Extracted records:
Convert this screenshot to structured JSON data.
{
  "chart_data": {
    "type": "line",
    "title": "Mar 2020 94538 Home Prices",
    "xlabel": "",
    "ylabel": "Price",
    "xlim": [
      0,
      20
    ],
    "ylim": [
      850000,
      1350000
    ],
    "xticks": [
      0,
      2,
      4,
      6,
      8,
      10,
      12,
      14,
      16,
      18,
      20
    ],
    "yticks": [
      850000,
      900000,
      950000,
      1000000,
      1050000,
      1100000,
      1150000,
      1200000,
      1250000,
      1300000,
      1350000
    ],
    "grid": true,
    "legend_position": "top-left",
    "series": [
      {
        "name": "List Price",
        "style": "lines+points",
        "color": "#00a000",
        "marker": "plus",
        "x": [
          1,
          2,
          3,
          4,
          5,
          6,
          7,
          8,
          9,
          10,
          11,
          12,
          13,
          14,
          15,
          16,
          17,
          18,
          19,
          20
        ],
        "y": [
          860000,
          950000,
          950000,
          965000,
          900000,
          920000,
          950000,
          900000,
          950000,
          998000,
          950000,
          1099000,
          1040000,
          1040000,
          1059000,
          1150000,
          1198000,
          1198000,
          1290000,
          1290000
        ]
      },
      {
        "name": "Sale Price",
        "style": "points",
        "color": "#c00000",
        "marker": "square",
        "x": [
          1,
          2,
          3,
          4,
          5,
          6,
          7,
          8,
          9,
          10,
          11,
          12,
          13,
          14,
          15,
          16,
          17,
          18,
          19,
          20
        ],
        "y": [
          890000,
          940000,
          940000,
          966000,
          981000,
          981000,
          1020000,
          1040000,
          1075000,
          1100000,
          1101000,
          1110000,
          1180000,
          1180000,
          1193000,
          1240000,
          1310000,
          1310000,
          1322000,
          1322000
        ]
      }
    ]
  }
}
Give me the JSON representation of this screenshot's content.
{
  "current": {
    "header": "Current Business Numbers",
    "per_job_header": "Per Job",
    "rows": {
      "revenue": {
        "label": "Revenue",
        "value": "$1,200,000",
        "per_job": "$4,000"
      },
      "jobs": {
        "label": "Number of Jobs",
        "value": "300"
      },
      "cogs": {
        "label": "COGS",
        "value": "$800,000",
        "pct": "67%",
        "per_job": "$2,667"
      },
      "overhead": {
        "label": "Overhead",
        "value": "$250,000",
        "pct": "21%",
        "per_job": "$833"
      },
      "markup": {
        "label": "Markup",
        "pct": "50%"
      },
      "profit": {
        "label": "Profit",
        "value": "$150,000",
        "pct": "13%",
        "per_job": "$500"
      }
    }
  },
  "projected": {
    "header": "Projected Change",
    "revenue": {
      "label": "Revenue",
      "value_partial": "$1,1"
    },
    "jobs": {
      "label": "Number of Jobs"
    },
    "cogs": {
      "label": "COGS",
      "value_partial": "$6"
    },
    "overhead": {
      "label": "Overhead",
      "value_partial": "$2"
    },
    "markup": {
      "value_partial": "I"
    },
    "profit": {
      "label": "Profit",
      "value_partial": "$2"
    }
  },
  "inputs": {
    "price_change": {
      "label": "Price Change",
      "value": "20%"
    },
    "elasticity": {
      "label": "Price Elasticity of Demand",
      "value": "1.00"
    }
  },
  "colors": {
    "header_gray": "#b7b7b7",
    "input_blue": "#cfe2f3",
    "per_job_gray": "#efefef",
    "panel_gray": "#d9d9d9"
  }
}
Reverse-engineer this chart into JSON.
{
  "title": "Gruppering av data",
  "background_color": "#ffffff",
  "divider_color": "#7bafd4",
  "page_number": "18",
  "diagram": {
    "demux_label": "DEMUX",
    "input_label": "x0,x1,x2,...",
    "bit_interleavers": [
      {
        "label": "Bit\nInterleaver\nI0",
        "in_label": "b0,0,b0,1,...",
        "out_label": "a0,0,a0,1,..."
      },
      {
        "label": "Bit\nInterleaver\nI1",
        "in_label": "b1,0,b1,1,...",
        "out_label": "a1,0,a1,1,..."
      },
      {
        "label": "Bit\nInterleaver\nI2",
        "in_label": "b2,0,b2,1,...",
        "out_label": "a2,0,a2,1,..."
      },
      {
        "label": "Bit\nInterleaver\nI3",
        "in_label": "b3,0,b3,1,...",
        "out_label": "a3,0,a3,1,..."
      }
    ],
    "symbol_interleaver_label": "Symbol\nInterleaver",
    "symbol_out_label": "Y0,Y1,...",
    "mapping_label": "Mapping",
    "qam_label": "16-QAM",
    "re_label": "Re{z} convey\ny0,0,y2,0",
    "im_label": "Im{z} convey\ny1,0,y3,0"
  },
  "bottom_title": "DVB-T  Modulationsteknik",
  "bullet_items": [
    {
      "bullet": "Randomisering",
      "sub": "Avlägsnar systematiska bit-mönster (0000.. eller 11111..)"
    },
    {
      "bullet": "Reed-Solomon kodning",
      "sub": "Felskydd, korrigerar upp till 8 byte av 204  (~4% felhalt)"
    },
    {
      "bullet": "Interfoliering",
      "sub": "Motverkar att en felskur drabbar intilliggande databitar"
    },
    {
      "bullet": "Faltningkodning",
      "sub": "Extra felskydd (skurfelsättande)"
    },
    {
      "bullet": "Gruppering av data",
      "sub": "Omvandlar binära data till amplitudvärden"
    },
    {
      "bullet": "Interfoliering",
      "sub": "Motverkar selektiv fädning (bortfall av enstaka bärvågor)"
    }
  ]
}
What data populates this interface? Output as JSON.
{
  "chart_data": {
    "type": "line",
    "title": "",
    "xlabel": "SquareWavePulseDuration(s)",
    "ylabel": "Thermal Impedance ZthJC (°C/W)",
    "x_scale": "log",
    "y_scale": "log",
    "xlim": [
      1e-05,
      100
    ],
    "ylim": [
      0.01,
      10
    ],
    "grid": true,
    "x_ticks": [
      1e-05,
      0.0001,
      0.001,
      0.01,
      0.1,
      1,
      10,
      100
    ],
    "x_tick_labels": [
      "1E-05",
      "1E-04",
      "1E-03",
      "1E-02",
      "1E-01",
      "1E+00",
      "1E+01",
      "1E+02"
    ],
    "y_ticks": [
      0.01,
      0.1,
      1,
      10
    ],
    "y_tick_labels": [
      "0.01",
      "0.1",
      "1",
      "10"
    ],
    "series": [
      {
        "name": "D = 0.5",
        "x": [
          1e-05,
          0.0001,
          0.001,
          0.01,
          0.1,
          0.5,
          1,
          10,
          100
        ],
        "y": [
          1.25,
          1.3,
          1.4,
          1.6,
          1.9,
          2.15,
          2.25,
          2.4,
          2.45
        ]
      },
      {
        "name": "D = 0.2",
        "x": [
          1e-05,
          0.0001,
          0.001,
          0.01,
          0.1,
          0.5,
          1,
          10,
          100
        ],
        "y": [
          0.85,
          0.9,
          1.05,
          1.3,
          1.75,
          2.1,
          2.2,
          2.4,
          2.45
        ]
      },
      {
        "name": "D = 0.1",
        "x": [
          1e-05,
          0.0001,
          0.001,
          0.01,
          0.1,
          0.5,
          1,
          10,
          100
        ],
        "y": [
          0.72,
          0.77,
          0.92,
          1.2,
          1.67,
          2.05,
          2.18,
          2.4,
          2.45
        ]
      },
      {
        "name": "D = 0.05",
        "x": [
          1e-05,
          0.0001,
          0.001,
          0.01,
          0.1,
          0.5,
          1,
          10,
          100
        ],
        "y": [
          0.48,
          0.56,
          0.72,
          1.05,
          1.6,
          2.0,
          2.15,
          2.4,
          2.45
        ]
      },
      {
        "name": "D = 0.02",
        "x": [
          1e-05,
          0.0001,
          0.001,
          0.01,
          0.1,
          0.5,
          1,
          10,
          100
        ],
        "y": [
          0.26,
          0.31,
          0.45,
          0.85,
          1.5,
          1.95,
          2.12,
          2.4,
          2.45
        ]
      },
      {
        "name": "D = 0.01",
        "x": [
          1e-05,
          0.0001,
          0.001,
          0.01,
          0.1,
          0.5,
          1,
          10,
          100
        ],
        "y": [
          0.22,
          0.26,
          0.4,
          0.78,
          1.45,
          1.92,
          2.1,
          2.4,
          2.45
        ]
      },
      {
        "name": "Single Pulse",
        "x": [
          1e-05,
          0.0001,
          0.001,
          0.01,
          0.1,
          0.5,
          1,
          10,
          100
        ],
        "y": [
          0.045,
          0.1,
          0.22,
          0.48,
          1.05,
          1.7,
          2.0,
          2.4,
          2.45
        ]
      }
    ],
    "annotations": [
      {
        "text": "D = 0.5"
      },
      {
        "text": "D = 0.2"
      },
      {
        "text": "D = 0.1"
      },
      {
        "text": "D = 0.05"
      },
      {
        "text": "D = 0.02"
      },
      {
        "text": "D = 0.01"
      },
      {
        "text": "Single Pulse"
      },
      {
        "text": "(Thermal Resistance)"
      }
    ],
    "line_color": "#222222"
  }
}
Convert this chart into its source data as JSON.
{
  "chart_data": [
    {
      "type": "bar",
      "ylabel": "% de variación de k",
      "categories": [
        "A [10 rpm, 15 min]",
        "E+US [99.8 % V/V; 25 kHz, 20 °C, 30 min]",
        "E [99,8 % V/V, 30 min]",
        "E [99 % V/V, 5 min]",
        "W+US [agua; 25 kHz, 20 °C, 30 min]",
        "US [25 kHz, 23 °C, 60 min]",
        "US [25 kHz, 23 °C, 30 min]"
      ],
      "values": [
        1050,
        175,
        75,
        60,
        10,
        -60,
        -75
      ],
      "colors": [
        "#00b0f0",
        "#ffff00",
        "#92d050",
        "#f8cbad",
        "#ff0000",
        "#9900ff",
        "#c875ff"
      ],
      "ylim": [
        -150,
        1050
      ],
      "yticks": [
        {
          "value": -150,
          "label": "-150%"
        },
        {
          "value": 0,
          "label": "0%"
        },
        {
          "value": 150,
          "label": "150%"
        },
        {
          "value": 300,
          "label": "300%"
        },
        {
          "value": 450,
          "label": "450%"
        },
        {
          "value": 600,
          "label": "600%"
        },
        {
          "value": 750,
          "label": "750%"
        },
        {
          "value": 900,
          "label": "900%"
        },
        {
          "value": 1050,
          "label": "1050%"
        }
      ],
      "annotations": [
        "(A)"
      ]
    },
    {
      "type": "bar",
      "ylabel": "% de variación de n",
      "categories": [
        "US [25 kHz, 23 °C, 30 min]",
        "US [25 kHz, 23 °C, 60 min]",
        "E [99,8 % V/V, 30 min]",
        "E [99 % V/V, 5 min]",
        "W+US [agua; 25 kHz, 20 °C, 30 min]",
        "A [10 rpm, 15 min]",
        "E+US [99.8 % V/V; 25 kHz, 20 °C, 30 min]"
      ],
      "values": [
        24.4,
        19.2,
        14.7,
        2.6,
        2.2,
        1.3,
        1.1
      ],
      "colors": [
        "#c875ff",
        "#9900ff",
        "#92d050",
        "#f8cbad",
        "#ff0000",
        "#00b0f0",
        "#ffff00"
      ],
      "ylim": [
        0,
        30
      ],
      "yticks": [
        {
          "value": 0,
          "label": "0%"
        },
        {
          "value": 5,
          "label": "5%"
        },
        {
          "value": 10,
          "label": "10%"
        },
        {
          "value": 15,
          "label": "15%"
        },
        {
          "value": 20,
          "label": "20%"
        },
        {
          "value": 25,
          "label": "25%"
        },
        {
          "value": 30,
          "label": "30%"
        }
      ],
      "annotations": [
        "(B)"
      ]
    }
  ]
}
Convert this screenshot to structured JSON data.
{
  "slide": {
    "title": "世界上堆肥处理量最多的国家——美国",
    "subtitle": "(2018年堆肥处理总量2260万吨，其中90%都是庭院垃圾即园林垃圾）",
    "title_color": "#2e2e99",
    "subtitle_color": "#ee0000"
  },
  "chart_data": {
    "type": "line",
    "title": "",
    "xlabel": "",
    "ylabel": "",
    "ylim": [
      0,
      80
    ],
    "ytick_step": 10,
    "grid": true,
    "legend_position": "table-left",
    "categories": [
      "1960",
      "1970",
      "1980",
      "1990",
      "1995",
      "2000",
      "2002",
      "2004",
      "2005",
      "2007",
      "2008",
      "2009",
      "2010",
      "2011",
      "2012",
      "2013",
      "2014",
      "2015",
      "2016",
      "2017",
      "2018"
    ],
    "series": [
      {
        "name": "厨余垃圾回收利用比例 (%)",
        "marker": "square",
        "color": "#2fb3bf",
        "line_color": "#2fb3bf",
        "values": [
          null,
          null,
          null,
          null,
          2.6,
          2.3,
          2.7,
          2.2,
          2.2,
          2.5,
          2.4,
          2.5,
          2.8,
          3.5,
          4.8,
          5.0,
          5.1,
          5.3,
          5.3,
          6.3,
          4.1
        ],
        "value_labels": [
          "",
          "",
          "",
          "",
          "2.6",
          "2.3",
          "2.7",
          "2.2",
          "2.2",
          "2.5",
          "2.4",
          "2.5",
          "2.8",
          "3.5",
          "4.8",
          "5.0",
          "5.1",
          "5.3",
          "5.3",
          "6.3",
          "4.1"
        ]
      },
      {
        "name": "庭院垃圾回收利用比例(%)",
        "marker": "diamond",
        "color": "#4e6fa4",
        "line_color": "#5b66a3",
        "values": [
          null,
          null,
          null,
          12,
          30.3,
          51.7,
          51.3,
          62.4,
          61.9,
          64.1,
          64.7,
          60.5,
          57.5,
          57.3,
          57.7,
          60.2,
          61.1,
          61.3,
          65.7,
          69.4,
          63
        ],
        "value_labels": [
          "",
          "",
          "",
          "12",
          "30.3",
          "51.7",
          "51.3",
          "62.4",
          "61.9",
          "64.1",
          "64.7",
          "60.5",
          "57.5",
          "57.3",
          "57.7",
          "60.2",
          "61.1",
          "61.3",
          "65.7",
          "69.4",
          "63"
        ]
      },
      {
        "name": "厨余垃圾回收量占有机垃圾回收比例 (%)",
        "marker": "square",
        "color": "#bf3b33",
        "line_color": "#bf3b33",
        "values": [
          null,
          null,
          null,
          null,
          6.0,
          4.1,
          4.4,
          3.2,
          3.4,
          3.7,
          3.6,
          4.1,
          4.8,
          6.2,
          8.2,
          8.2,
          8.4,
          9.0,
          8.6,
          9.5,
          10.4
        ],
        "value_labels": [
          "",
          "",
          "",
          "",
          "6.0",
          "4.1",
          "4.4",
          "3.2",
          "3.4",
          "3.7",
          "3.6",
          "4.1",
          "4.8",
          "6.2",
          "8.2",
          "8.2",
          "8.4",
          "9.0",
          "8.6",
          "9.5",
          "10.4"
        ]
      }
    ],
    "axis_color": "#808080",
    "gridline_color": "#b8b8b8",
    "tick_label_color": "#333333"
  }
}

_STATED TASK:_ In the entries above, find each line with the word "Thermal" and show it.

_FULL ANSWER:_
    "ylabel": "Thermal Impedance ZthJC (°C/W)",
        "text": "(Thermal Resistance)"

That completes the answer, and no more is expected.